◆ Material for the task ◆
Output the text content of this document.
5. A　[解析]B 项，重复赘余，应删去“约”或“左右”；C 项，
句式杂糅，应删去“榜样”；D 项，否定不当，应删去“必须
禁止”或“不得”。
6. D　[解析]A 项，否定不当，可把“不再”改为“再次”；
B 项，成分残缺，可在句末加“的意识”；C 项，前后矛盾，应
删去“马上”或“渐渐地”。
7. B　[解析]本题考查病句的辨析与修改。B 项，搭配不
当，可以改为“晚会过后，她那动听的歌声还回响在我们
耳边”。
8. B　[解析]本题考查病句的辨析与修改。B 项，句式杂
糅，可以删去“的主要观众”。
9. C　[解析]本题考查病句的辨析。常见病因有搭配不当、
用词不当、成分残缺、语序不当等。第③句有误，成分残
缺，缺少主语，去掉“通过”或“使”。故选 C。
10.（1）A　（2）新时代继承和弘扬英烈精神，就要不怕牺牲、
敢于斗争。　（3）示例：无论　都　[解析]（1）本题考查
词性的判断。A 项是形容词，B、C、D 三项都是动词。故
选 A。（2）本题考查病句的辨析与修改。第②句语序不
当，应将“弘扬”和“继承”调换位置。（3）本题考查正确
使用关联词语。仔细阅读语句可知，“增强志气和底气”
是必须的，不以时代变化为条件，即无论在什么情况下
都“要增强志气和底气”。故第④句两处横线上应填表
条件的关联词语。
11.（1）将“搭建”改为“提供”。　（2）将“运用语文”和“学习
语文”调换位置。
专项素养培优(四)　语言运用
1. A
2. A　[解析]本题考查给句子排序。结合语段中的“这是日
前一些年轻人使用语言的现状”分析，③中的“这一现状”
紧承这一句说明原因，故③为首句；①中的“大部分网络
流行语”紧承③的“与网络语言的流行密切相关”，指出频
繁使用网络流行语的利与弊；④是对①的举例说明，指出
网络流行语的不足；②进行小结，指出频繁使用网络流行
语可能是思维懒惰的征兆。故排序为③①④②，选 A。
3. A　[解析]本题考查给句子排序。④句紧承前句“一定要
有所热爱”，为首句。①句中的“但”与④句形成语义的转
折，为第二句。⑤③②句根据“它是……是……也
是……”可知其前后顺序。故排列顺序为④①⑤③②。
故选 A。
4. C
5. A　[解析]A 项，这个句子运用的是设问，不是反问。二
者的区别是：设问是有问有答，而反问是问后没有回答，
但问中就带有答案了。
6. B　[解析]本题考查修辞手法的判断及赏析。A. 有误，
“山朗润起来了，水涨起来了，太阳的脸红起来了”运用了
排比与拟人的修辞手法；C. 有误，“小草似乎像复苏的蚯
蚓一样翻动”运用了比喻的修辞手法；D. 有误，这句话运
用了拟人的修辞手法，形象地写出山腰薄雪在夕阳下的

◆ Problem statement ◆
Filter the entries above down to the lines containing the word "本题考查给句子排序".

◆ Expected output ◆
2. A　[解析]本题考查给句子排序。结合语段中的“这是日
3. A　[解析]本题考查给句子排序。④句紧承前句“一定要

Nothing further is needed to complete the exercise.